→ The request:
Of all the lines in the material, how many contain the word "JSON"? State the number alone.

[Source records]
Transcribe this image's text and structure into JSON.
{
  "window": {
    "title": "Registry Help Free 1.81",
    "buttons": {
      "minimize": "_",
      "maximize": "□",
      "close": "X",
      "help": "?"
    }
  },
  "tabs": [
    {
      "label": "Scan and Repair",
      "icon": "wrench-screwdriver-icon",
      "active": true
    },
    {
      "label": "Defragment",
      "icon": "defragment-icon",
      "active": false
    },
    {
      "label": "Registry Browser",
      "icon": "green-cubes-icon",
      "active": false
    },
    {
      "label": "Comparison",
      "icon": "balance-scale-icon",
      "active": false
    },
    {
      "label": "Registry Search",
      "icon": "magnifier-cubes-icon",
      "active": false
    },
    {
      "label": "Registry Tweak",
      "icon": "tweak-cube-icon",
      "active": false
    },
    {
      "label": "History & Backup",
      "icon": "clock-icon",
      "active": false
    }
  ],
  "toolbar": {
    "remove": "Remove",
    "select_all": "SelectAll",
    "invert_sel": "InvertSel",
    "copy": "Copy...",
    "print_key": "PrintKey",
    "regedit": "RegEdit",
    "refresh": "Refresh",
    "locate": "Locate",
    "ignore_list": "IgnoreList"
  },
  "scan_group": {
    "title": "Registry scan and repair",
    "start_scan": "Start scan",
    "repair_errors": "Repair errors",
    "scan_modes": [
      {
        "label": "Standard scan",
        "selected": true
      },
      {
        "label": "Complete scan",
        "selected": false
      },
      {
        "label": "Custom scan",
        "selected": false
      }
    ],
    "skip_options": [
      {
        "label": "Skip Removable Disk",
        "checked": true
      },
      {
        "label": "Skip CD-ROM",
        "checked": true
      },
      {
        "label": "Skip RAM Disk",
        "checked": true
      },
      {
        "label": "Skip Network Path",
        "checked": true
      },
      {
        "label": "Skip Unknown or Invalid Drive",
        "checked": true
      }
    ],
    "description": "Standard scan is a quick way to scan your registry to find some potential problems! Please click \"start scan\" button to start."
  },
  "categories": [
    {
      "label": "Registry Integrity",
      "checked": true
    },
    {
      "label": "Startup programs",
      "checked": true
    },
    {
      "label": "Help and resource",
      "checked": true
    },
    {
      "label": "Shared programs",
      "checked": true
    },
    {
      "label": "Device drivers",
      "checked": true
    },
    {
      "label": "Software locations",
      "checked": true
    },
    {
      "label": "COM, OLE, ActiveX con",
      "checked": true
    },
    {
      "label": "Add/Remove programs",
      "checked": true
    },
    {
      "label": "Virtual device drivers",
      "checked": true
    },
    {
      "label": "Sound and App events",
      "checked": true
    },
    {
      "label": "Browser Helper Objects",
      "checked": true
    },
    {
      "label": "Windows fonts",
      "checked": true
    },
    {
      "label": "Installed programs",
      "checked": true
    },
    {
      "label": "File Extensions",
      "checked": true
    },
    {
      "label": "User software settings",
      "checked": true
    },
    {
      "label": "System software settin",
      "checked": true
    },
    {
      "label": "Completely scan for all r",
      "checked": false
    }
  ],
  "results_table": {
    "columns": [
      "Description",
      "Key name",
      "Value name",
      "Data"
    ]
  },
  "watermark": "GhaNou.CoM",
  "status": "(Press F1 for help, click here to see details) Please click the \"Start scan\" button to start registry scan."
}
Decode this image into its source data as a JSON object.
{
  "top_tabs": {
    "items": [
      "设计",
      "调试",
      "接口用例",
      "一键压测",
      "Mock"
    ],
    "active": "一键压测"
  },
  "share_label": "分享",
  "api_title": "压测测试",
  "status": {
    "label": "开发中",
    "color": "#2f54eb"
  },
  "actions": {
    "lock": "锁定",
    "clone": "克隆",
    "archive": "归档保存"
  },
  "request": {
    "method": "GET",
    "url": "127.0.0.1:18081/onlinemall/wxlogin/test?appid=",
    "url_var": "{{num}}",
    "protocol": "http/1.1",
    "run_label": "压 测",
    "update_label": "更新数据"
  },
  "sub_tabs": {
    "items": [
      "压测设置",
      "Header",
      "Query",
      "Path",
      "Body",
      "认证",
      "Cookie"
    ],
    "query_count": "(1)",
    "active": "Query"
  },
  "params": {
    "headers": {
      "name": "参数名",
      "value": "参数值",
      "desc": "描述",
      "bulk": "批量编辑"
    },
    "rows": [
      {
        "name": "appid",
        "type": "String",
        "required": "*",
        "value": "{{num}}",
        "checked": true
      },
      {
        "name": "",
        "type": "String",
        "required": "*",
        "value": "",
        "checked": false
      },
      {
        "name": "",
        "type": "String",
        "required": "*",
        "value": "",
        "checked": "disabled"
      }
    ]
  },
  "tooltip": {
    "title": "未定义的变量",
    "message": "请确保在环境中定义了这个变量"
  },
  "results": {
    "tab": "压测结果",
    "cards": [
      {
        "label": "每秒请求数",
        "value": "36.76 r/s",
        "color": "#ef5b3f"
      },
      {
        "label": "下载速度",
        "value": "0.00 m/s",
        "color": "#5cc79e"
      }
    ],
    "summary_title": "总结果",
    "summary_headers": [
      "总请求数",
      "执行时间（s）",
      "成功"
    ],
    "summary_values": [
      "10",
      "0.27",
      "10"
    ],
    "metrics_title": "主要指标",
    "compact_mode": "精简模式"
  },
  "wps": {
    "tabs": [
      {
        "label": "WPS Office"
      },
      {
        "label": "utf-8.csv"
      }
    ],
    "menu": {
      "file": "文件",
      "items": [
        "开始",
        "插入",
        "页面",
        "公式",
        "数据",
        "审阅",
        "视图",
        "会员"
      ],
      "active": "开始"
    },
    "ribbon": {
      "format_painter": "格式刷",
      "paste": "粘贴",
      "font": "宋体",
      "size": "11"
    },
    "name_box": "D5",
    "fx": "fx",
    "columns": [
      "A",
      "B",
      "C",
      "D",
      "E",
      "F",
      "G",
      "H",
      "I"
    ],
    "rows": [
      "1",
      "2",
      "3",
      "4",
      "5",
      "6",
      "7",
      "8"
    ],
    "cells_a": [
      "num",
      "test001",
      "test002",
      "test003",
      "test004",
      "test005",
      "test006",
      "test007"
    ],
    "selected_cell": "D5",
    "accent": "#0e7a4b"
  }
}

→ Task answer:
2